Directions:
Every line of the material is to be quoted verbatim, minus the pictures.

Raw records:
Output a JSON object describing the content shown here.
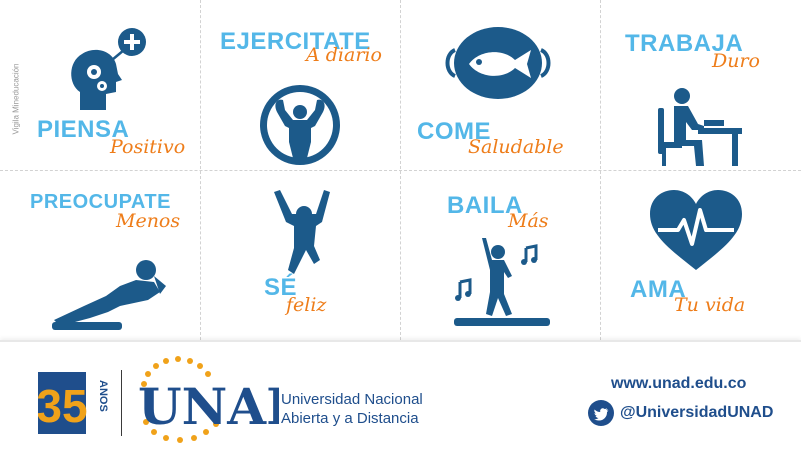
{
  "side_label": "Vigila Mineducación",
  "cards": [
    {
      "title": "PIENSA",
      "subtitle": "Positivo",
      "icon": "head-gears-icon"
    },
    {
      "title": "EJERCITATE",
      "subtitle": "A diario",
      "icon": "strongman-icon"
    },
    {
      "title": "COME",
      "subtitle": "Saludable",
      "icon": "fish-plate-icon"
    },
    {
      "title": "TRABAJA",
      "subtitle": "Duro",
      "icon": "desk-worker-icon"
    },
    {
      "title": "PREOCUPATE",
      "subtitle": "Menos",
      "icon": "reclining-person-icon"
    },
    {
      "title": "SÉ",
      "subtitle": "feliz",
      "icon": "jumping-person-icon"
    },
    {
      "title": "BAILA",
      "subtitle": "Más",
      "icon": "dancer-icon"
    },
    {
      "title": "AMA",
      "subtitle": "Tu vida",
      "icon": "heart-pulse-icon"
    }
  ],
  "footer": {
    "anniversary_number": "35",
    "anniversary_word": "AÑOS",
    "logo_text": "UNAD",
    "university_line1": "Universidad Nacional",
    "university_line2": "Abierta y a Distancia",
    "website": "www.unad.edu.co",
    "twitter_handle": "@UniversidadUNAD"
  },
  "colors": {
    "title": "#53b7e8",
    "subtitle": "#ee7d1a",
    "icon": "#1c5a8a",
    "brand_blue": "#1f4e8c",
    "brand_orange": "#f0a21a"
  }
}
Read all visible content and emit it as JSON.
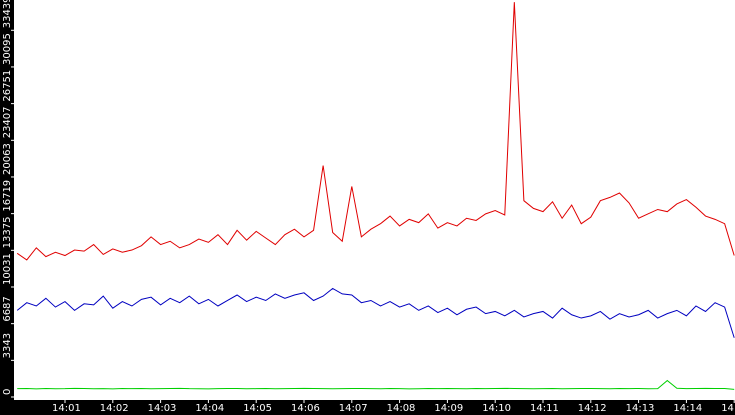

Completed exercise:
Output a JSON object describing the content shown here.
{
  "side_label": "Vigila Mineducación",
  "cards": [
    {
      "title": "PIENSA",
      "subtitle": "Positivo",
      "icon": "head-gears-icon"
    },
    {
      "title": "EJERCITATE",
      "subtitle": "A diario",
      "icon": "strongman-icon"
    },
    {
      "title": "COME",
      "subtitle": "Saludable",
      "icon": "fish-plate-icon"
    },
    {
      "title": "TRABAJA",
      "subtitle": "Duro",
      "icon": "desk-worker-icon"
    },
    {
      "title": "PREOCUPATE",
      "subtitle": "Menos",
      "icon": "reclining-person-icon"
    },
    {
      "title": "SÉ",
      "subtitle": "feliz",
      "icon": "jumping-person-icon"
    },
    {
      "title": "BAILA",
      "subtitle": "Más",
      "icon": "dancer-icon"
    },
    {
      "title": "AMA",
      "subtitle": "Tu vida",
      "icon": "heart-pulse-icon"
    }
  ],
  "footer": {
    "anniversary_number": "35",
    "anniversary_word": "AÑOS",
    "logo_text": "UNAD",
    "university_line1": "Universidad Nacional",
    "university_line2": "Abierta y a Distancia",
    "website": "www.unad.edu.co",
    "twitter_handle": "@UniversidadUNAD"
  },
  "colors": {
    "title": "#53b7e8",
    "subtitle": "#ee7d1a",
    "icon": "#1c5a8a",
    "brand_blue": "#1f4e8c",
    "brand_orange": "#f0a21a"
  }
}
Read all visible content and emit it as JSON.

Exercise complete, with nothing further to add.